> [WHAT THIS TASK INVOLVES]: Copy out every line of the material below exactly as it stands, leaving out the pictures.

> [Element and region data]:
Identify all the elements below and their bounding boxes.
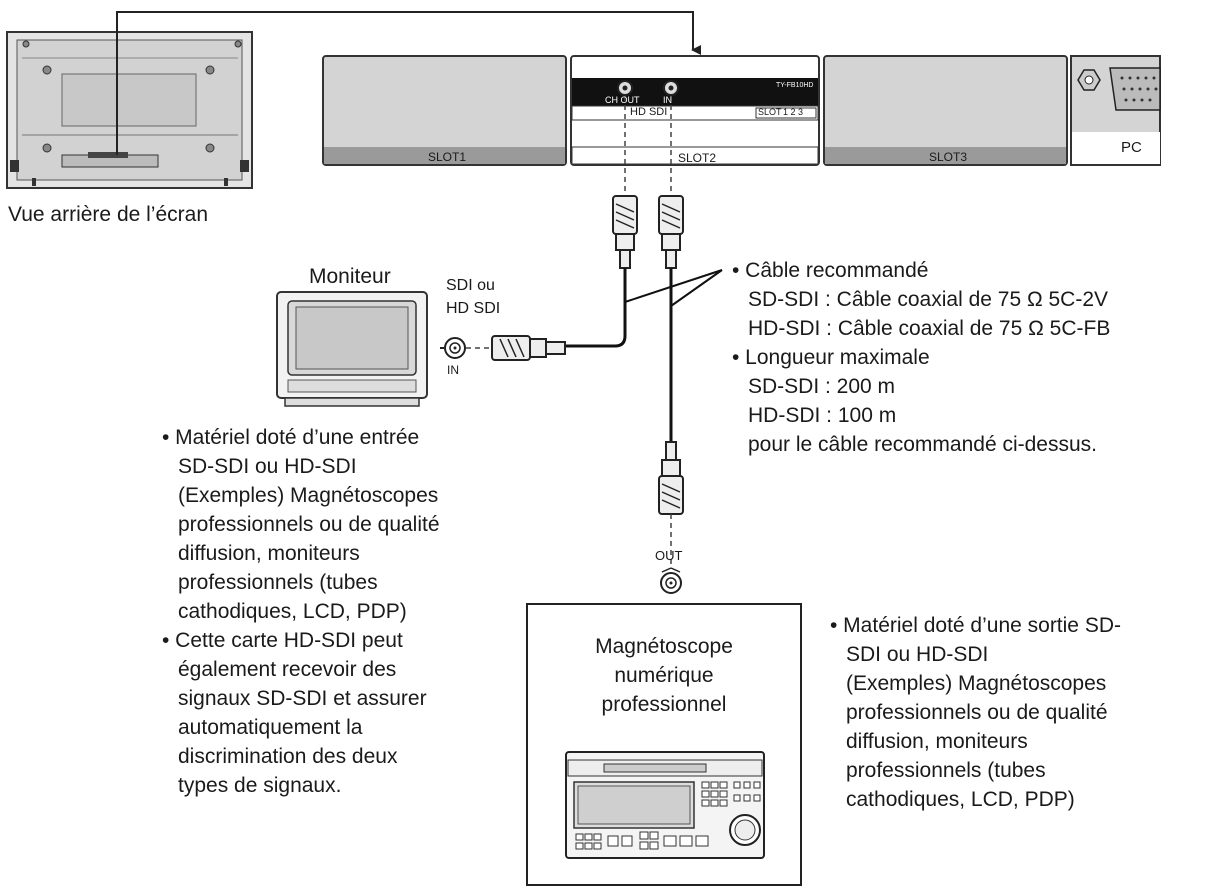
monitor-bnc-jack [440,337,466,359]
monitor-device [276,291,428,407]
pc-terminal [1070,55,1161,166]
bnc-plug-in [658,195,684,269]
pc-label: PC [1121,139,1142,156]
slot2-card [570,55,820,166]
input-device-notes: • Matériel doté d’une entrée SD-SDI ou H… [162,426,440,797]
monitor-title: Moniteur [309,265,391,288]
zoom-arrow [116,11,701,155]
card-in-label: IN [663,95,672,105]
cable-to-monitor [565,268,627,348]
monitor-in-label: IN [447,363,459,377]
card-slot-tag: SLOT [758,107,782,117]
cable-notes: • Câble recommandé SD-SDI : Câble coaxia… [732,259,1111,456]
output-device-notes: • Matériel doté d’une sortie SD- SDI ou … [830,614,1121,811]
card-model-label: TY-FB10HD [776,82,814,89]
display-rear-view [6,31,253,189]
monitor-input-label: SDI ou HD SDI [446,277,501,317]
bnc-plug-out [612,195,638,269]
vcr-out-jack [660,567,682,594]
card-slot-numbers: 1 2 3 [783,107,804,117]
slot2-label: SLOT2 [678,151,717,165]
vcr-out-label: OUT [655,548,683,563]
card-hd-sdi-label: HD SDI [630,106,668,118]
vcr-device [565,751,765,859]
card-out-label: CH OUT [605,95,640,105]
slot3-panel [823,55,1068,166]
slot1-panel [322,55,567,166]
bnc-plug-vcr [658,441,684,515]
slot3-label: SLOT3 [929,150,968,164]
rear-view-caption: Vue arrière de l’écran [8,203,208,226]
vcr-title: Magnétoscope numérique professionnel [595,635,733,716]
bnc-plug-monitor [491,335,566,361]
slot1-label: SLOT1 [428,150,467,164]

> [FULL ANSWER]:
Identify all the elements below and their bounding boxes.
monitor-bnc-jack [440,337,466,359]
monitor-device [276,291,428,407]
pc-terminal [1070,55,1161,166]
bnc-plug-in [658,195,684,269]
pc-label: PC [1121,139,1142,156]
slot2-card [570,55,820,166]
input-device-notes: • Matériel doté d’une entrée SD-SDI ou H… [162,426,440,797]
monitor-title: Moniteur [309,265,391,288]
zoom-arrow [116,11,701,155]
card-in-label: IN [663,95,672,105]
cable-to-monitor [565,268,627,348]
monitor-in-label: IN [447,363,459,377]
card-slot-tag: SLOT [758,107,782,117]
cable-notes: • Câble recommandé SD-SDI : Câble coaxia… [732,259,1111,456]
output-device-notes: • Matériel doté d’une sortie SD- SDI ou … [830,614,1121,811]
card-model-label: TY-FB10HD [776,82,814,89]
display-rear-view [6,31,253,189]
monitor-input-label: SDI ou HD SDI [446,277,501,317]
bnc-plug-out [612,195,638,269]
vcr-out-jack [660,567,682,594]
card-slot-numbers: 1 2 3 [783,107,804,117]
slot2-label: SLOT2 [678,151,717,165]
vcr-out-label: OUT [655,548,683,563]
card-hd-sdi-label: HD SDI [630,106,668,118]
vcr-device [565,751,765,859]
card-out-label: CH OUT [605,95,640,105]
slot3-panel [823,55,1068,166]
slot1-panel [322,55,567,166]
bnc-plug-vcr [658,441,684,515]
slot3-label: SLOT3 [929,150,968,164]
rear-view-caption: Vue arrière de l’écran [8,203,208,226]
vcr-title: Magnétoscope numérique professionnel [595,635,733,716]
bnc-plug-monitor [491,335,566,361]
slot1-label: SLOT1 [428,150,467,164]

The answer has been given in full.